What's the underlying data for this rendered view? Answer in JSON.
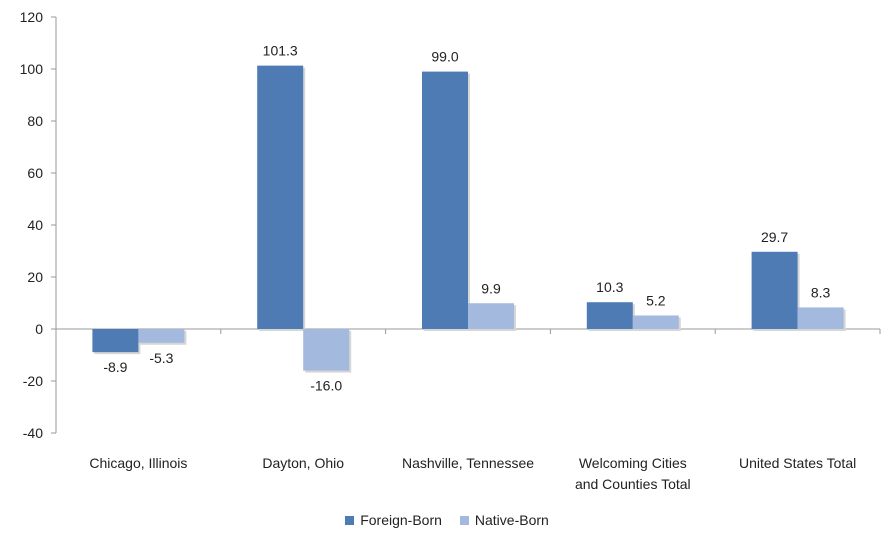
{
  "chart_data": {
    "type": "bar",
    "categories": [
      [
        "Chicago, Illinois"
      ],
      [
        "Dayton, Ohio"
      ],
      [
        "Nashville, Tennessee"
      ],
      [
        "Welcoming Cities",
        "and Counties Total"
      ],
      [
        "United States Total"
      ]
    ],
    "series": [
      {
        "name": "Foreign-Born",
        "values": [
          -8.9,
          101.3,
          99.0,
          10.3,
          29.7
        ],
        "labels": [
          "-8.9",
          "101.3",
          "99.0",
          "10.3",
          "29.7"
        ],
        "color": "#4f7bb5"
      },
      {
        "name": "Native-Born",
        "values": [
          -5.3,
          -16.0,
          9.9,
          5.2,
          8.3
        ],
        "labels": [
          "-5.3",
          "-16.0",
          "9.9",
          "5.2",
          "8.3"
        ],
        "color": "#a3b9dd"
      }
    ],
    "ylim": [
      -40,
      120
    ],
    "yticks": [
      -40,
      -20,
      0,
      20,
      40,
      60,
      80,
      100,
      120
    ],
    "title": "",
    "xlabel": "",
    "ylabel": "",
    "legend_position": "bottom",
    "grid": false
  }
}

########

TASK GOAL. Please set down each line of the data above exactly as written, without the pictures.

EXPECTED OUTPUT.
What's the underlying data for this rendered view? Answer in JSON.
{
  "chart_data": {
    "type": "bar",
    "categories": [
      [
        "Chicago, Illinois"
      ],
      [
        "Dayton, Ohio"
      ],
      [
        "Nashville, Tennessee"
      ],
      [
        "Welcoming Cities",
        "and Counties Total"
      ],
      [
        "United States Total"
      ]
    ],
    "series": [
      {
        "name": "Foreign-Born",
        "values": [
          -8.9,
          101.3,
          99.0,
          10.3,
          29.7
        ],
        "labels": [
          "-8.9",
          "101.3",
          "99.0",
          "10.3",
          "29.7"
        ],
        "color": "#4f7bb5"
      },
      {
        "name": "Native-Born",
        "values": [
          -5.3,
          -16.0,
          9.9,
          5.2,
          8.3
        ],
        "labels": [
          "-5.3",
          "-16.0",
          "9.9",
          "5.2",
          "8.3"
        ],
        "color": "#a3b9dd"
      }
    ],
    "ylim": [
      -40,
      120
    ],
    "yticks": [
      -40,
      -20,
      0,
      20,
      40,
      60,
      80,
      100,
      120
    ],
    "title": "",
    "xlabel": "",
    "ylabel": "",
    "legend_position": "bottom",
    "grid": false
  }
}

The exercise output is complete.